Job: Copy out the listing that follows, exactly, without its pictures.

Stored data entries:

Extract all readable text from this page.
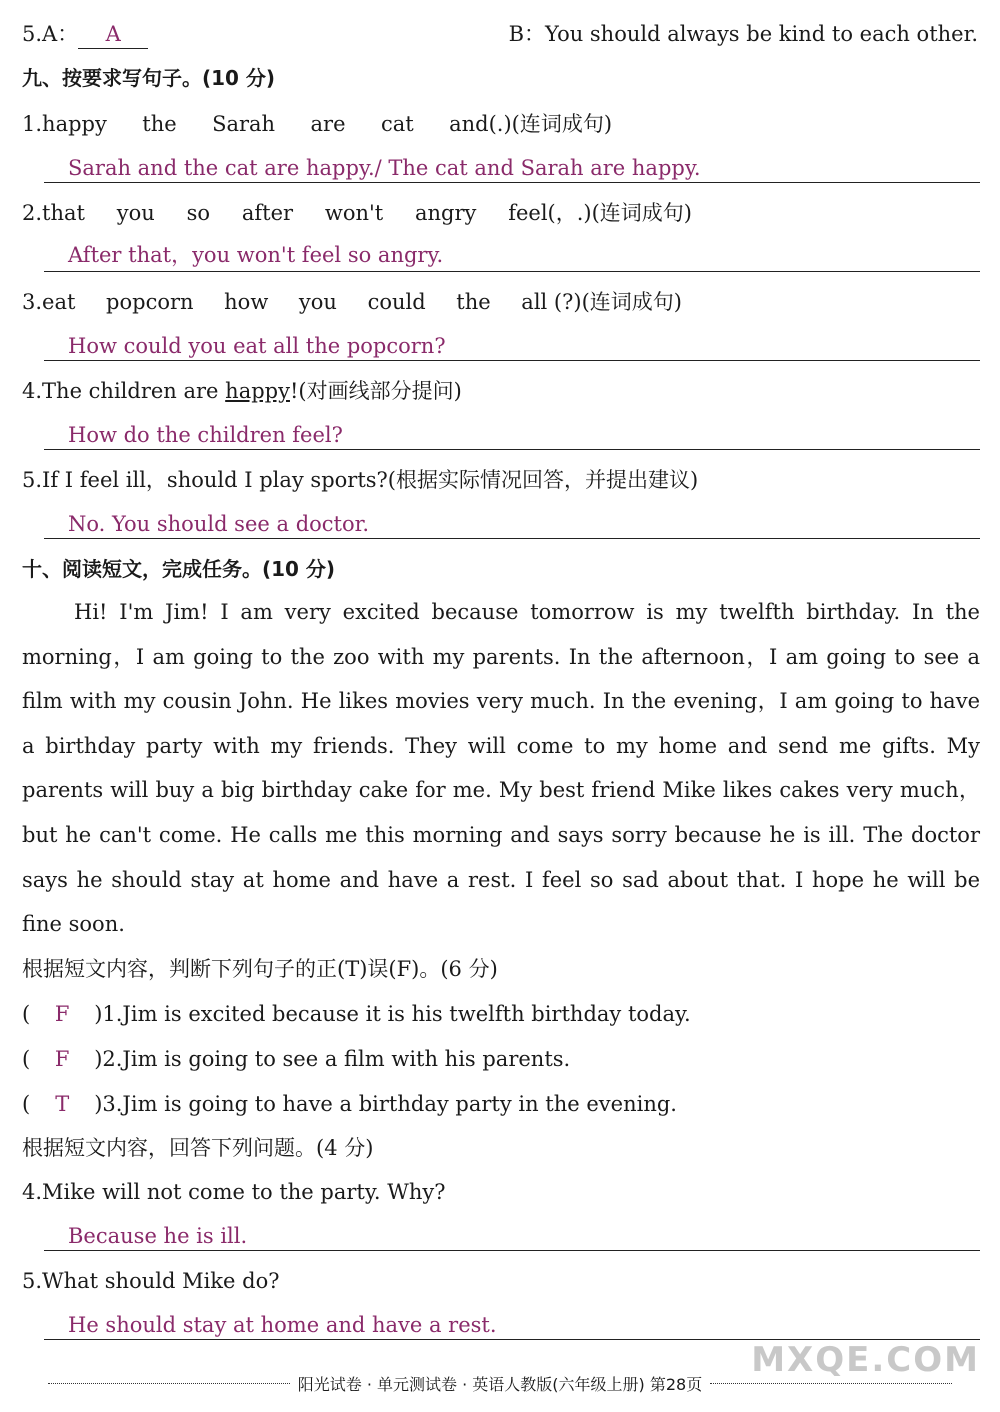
5.A： A	B：You should always be kind to each other.
九、按要求写句子。(10 分)
1. happy the Sarah are cat and(.)(连词成句)
Sarah and the cat are happy./ The cat and Sarah are happy.
2. that you so after won't angry feel(，.)(连词成句)
After that，you won't feel so angry.
3. eat popcorn how you could the all (?)(连词成句)
How could you eat all the popcorn?
4.The children are happy!(对画线部分提问)
How do the children feel?
5.If I feel ill，should I play sports?(根据实际情况回答，并提出建议)
No. You should see a doctor.
十、阅读短文，完成任务。(10 分)
Hi! I'm Jim! I am very excited because tomorrow is my twelfth birthday. In the morning，I am going to the zoo with my parents. In the afternoon，I am going to see a film with my cousin John. He likes movies very much. In the evening，I am going to have a birthday party with my friends. They will come to my home and send me gifts. My parents will buy a big birthday cake for me. My best friend Mike likes cakes very much，but he can't come. He calls me this morning and says sorry because he is ill. The doctor says he should stay at home and have a rest. I feel so sad about that. I hope he will be fine soon.
根据短文内容，判断下列句子的正(T)误(F)。(6 分)
( F )1.Jim is excited because it is his twelfth birthday today.
( F )2.Jim is going to see a film with his parents.
( T )3.Jim is going to have a birthday party in the evening.
根据短文内容，回答下列问题。(4 分)
4.Mike will not come to the party. Why?
Because he is ill.
5.What should Mike do?
He should stay at home and have a rest.
阳光试卷 · 单元测试卷 · 英语人教版(六年级上册) 第28页
MXQE.COM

Complete response:
Extract all readable text from this page.
5.A： A	B：You should always be kind to each other.
九、按要求写句子。(10 分)
1. happy the Sarah are cat and(.)(连词成句)
Sarah and the cat are happy./ The cat and Sarah are happy.
2. that you so after won't angry feel(，.)(连词成句)
After that，you won't feel so angry.
3. eat popcorn how you could the all (?)(连词成句)
How could you eat all the popcorn?
4.The children are happy!(对画线部分提问)
How do the children feel?
5.If I feel ill，should I play sports?(根据实际情况回答，并提出建议)
No. You should see a doctor.
十、阅读短文，完成任务。(10 分)
Hi! I'm Jim! I am very excited because tomorrow is my twelfth birthday. In the morning，I am going to the zoo with my parents. In the afternoon，I am going to see a film with my cousin John. He likes movies very much. In the evening，I am going to have a birthday party with my friends. They will come to my home and send me gifts. My parents will buy a big birthday cake for me. My best friend Mike likes cakes very much，but he can't come. He calls me this morning and says sorry because he is ill. The doctor says he should stay at home and have a rest. I feel so sad about that. I hope he will be fine soon.
根据短文内容，判断下列句子的正(T)误(F)。(6 分)
( F )1.Jim is excited because it is his twelfth birthday today.
( F )2.Jim is going to see a film with his parents.
( T )3.Jim is going to have a birthday party in the evening.
根据短文内容，回答下列问题。(4 分)
4.Mike will not come to the party. Why?
Because he is ill.
5.What should Mike do?
He should stay at home and have a rest.
阳光试卷 · 单元测试卷 · 英语人教版(六年级上册) 第28页
MXQE.COM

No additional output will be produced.